====== DATA SUPPLIED ======
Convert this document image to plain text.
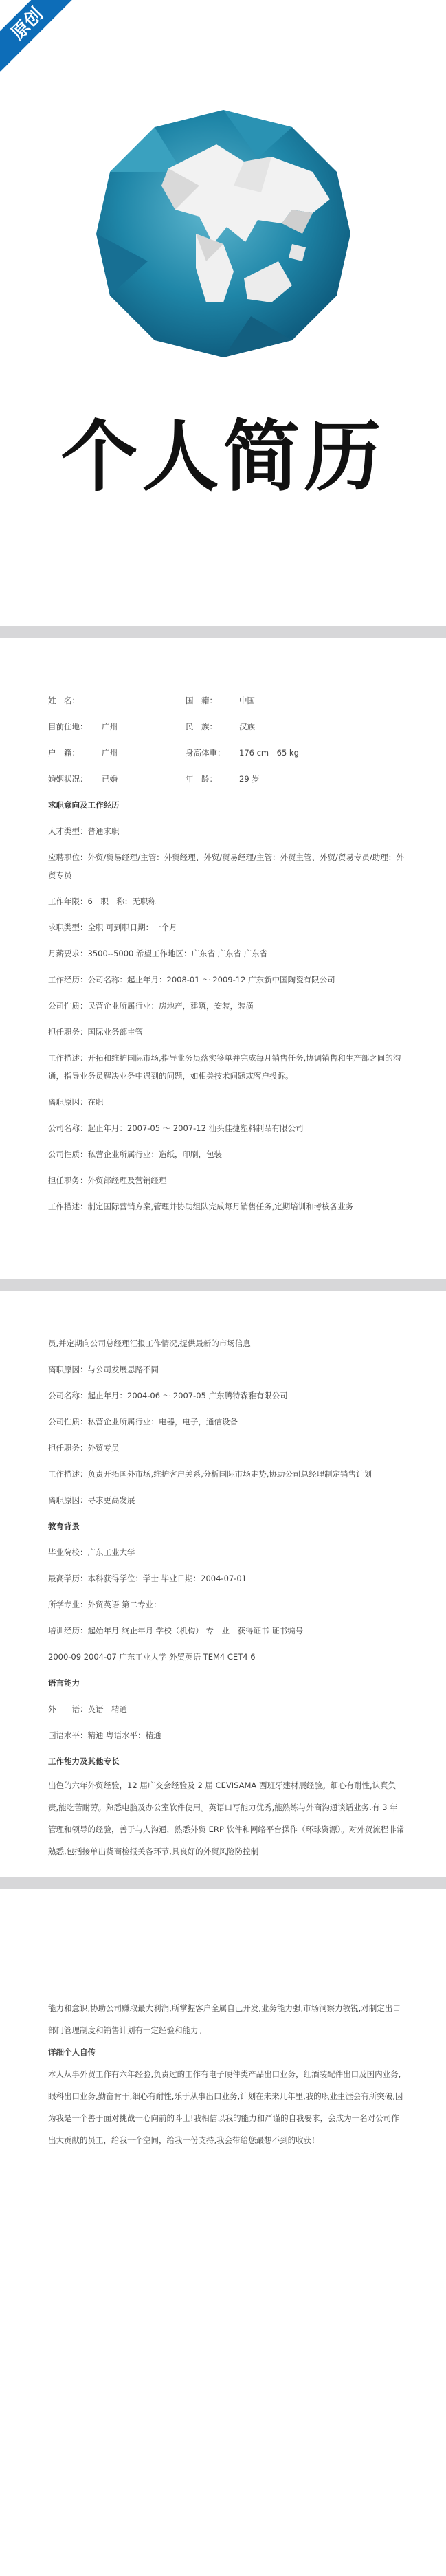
原创
个人简历
姓　名：	国　籍：	中国
目前住地： 广州	民　族：	汉族
户　籍：	广州	身高体重： 176 cm　65 kg
婚姻状况： 已婚	年　龄：	29 岁
求职意向及工作经历
人才类型：普通求职
应聘职位：外贸/贸易经理/主管：外贸经理、外贸/贸易经理/主管：外贸主管、外贸/贸易专员/助理：外贸专员
工作年限：6　职　称：无职称
求职类型：全职 可到职日期：一个月
月薪要求：3500--5000 希望工作地区：广东省 广东省 广东省
工作经历：公司名称：起止年月：2008-01 ～ 2009-12 广东新中国陶瓷有限公司
公司性质：民营企业所属行业：房地产，建筑，安装，装潢
担任职务：国际业务部主管
工作描述：开拓和维护国际市场,指导业务员落实签单并完成每月销售任务,协调销售和生产部之间的沟通，指导业务员解决业务中遇到的问题，如相关技术问题或客户投诉。
离职原因：在职
公司名称：起止年月：2007-05 ～ 2007-12 汕头佳捷塑料制品有限公司
公司性质：私营企业所属行业：造纸，印刷，包装
担任职务：外贸部经理及营销经理
工作描述：制定国际营销方案,管理并协助组队完成每月销售任务,定期培训和考核各业务
员,并定期向公司总经理汇报工作情况,提供最新的市场信息
离职原因：与公司发展思路不同
公司名称：起止年月：2004-06 ～ 2007-05 广东腾特森雅有限公司
公司性质：私营企业所属行业：电器，电子，通信设备
担任职务：外贸专员
工作描述：负责开拓国外市场,维护客户关系,分析国际市场走势,协助公司总经理制定销售计划
离职原因：寻求更高发展
教育背景
毕业院校：广东工业大学
最高学历：本科获得学位：学士 毕业日期：2004-07-01
所学专业：外贸英语 第二专业：
培训经历：起始年月 终止年月 学校（机构） 专　业　获得证书 证书编号
2000-09 2004-07 广东工业大学 外贸英语 TEM4 CET4 6
语言能力
外　　语：英语　精通
国语水平：精通 粤语水平：精通
工作能力及其他专长
出色的六年外贸经验，12 届广交会经验及 2 届 CEVISAMA 西班牙建材展经验。细心有耐性,认真负责,能吃苦耐劳。熟悉电脑及办公室软件使用。英语口写能力优秀,能熟练与外商沟通谈话业务.有 3 年管理和领导的经验，善于与人沟通，熟悉外贸 ERP 软件和网络平台操作（环球资源）。对外贸流程非常熟悉,包括接单出货商检报关各环节,具良好的外贸风险防控制
能力和意识,协助公司赚取最大利润,所掌握客户全属自己开发,业务能力强,市场洞察力敏锐,对制定出口部门管理制度和销售计划有一定经验和能力。
详细个人自传
本人从事外贸工作有六年经验,负责过的工作有电子硬件类产品出口业务，红酒装配件出口及国内业务,眼科出口业务,勤奋肯干,细心有耐性,乐于从事出口业务,计划在未来几年里,我的职业生涯会有所突破,因为我是一个善于面对挑战一心向前的斗士!我相信以我的能力和严谨的自我要求，会成为一名对公司作出大贡献的员工，给我一个空间，给我一份支持,我会带给您最想不到的收获！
======
WHAT IS ASKED.
Working from the lines above, reproduce the material exactly and exclude its pictures.

RESULT FOR THIS EXERCISE.
Convert this document image to plain text.
原创
个人简历
姓　名：	国　籍：	中国
目前住地： 广州	民　族：	汉族
户　籍：	广州	身高体重： 176 cm　65 kg
婚姻状况： 已婚	年　龄：	29 岁
求职意向及工作经历
人才类型：普通求职
应聘职位：外贸/贸易经理/主管：外贸经理、外贸/贸易经理/主管：外贸主管、外贸/贸易专员/助理：外贸专员
工作年限：6　职　称：无职称
求职类型：全职 可到职日期：一个月
月薪要求：3500--5000 希望工作地区：广东省 广东省 广东省
工作经历：公司名称：起止年月：2008-01 ～ 2009-12 广东新中国陶瓷有限公司
公司性质：民营企业所属行业：房地产，建筑，安装，装潢
担任职务：国际业务部主管
工作描述：开拓和维护国际市场,指导业务员落实签单并完成每月销售任务,协调销售和生产部之间的沟通，指导业务员解决业务中遇到的问题，如相关技术问题或客户投诉。
离职原因：在职
公司名称：起止年月：2007-05 ～ 2007-12 汕头佳捷塑料制品有限公司
公司性质：私营企业所属行业：造纸，印刷，包装
担任职务：外贸部经理及营销经理
工作描述：制定国际营销方案,管理并协助组队完成每月销售任务,定期培训和考核各业务
员,并定期向公司总经理汇报工作情况,提供最新的市场信息
离职原因：与公司发展思路不同
公司名称：起止年月：2004-06 ～ 2007-05 广东腾特森雅有限公司
公司性质：私营企业所属行业：电器，电子，通信设备
担任职务：外贸专员
工作描述：负责开拓国外市场,维护客户关系,分析国际市场走势,协助公司总经理制定销售计划
离职原因：寻求更高发展
教育背景
毕业院校：广东工业大学
最高学历：本科获得学位：学士 毕业日期：2004-07-01
所学专业：外贸英语 第二专业：
培训经历：起始年月 终止年月 学校（机构） 专　业　获得证书 证书编号
2000-09 2004-07 广东工业大学 外贸英语 TEM4 CET4 6
语言能力
外　　语：英语　精通
国语水平：精通 粤语水平：精通
工作能力及其他专长
出色的六年外贸经验，12 届广交会经验及 2 届 CEVISAMA 西班牙建材展经验。细心有耐性,认真负责,能吃苦耐劳。熟悉电脑及办公室软件使用。英语口写能力优秀,能熟练与外商沟通谈话业务.有 3 年管理和领导的经验，善于与人沟通，熟悉外贸 ERP 软件和网络平台操作（环球资源）。对外贸流程非常熟悉,包括接单出货商检报关各环节,具良好的外贸风险防控制
能力和意识,协助公司赚取最大利润,所掌握客户全属自己开发,业务能力强,市场洞察力敏锐,对制定出口部门管理制度和销售计划有一定经验和能力。
详细个人自传
本人从事外贸工作有六年经验,负责过的工作有电子硬件类产品出口业务，红酒装配件出口及国内业务,眼科出口业务,勤奋肯干,细心有耐性,乐于从事出口业务,计划在未来几年里,我的职业生涯会有所突破,因为我是一个善于面对挑战一心向前的斗士!我相信以我的能力和严谨的自我要求，会成为一名对公司作出大贡献的员工，给我一个空间，给我一份支持,我会带给您最想不到的收获！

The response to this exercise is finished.